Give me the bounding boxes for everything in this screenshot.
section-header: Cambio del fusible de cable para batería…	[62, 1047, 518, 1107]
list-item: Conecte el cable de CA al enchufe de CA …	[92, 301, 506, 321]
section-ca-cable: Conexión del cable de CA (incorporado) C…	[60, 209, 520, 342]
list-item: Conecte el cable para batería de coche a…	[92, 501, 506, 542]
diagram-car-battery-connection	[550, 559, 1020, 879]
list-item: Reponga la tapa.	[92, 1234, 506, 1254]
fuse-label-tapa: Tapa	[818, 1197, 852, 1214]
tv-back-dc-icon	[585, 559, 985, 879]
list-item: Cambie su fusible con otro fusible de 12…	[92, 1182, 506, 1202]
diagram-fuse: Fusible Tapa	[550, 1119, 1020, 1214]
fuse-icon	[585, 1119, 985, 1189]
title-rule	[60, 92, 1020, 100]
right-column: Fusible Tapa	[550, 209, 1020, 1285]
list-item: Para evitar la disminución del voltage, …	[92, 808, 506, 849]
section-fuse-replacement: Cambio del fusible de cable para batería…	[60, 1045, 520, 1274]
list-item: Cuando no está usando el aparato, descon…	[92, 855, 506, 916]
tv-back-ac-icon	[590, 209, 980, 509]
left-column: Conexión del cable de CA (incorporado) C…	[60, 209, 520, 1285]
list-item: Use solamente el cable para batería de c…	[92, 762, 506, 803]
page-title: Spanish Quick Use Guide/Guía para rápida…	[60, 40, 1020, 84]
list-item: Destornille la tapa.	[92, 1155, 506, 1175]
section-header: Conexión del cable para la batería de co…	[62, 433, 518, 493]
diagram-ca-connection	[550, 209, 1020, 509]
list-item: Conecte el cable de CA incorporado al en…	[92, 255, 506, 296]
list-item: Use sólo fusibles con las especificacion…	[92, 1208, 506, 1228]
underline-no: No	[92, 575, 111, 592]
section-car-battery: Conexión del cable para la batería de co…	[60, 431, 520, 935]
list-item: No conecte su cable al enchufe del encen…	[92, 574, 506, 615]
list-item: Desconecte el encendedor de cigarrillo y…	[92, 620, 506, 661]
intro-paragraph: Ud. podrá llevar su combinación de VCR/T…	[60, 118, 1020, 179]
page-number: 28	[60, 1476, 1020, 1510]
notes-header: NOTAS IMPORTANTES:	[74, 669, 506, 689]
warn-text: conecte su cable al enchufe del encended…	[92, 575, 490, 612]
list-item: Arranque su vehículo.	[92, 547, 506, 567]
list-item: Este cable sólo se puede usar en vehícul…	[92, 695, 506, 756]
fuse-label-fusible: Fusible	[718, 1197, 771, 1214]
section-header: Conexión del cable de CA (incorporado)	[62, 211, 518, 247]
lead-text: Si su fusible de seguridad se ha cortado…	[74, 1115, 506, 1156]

**********

= EXERCISE OBJECTIVE =
Copy out every row above, line for line, with no changes.

= OUTPUT FOR THIS EXERCISE =
Give me the bounding boxes for everything in this screenshot.
section-header: Cambio del fusible de cable para batería…	[62, 1047, 518, 1107]
list-item: Conecte el cable de CA al enchufe de CA …	[92, 301, 506, 321]
section-ca-cable: Conexión del cable de CA (incorporado) C…	[60, 209, 520, 342]
list-item: Conecte el cable para batería de coche a…	[92, 501, 506, 542]
diagram-car-battery-connection	[550, 559, 1020, 879]
list-item: Reponga la tapa.	[92, 1234, 506, 1254]
fuse-label-tapa: Tapa	[818, 1197, 852, 1214]
tv-back-dc-icon	[585, 559, 985, 879]
list-item: Cambie su fusible con otro fusible de 12…	[92, 1182, 506, 1202]
diagram-fuse: Fusible Tapa	[550, 1119, 1020, 1214]
fuse-icon	[585, 1119, 985, 1189]
title-rule	[60, 92, 1020, 100]
right-column: Fusible Tapa	[550, 209, 1020, 1285]
list-item: Para evitar la disminución del voltage, …	[92, 808, 506, 849]
section-fuse-replacement: Cambio del fusible de cable para batería…	[60, 1045, 520, 1274]
list-item: Cuando no está usando el aparato, descon…	[92, 855, 506, 916]
tv-back-ac-icon	[590, 209, 980, 509]
left-column: Conexión del cable de CA (incorporado) C…	[60, 209, 520, 1285]
list-item: Use solamente el cable para batería de c…	[92, 762, 506, 803]
page-title: Spanish Quick Use Guide/Guía para rápida…	[60, 40, 1020, 84]
list-item: Destornille la tapa.	[92, 1155, 506, 1175]
section-header: Conexión del cable para la batería de co…	[62, 433, 518, 493]
diagram-ca-connection	[550, 209, 1020, 509]
list-item: Conecte el cable de CA incorporado al en…	[92, 255, 506, 296]
list-item: Use sólo fusibles con las especificacion…	[92, 1208, 506, 1228]
underline-no: No	[92, 575, 111, 592]
section-car-battery: Conexión del cable para la batería de co…	[60, 431, 520, 935]
list-item: No conecte su cable al enchufe del encen…	[92, 574, 506, 615]
list-item: Desconecte el encendedor de cigarrillo y…	[92, 620, 506, 661]
intro-paragraph: Ud. podrá llevar su combinación de VCR/T…	[60, 118, 1020, 179]
page-number: 28	[60, 1476, 1020, 1510]
notes-header: NOTAS IMPORTANTES:	[74, 669, 506, 689]
warn-text: conecte su cable al enchufe del encended…	[92, 575, 490, 612]
list-item: Arranque su vehículo.	[92, 547, 506, 567]
list-item: Este cable sólo se puede usar en vehícul…	[92, 695, 506, 756]
fuse-label-fusible: Fusible	[718, 1197, 771, 1214]
section-header: Conexión del cable de CA (incorporado)	[62, 211, 518, 247]
lead-text: Si su fusible de seguridad se ha cortado…	[74, 1115, 506, 1156]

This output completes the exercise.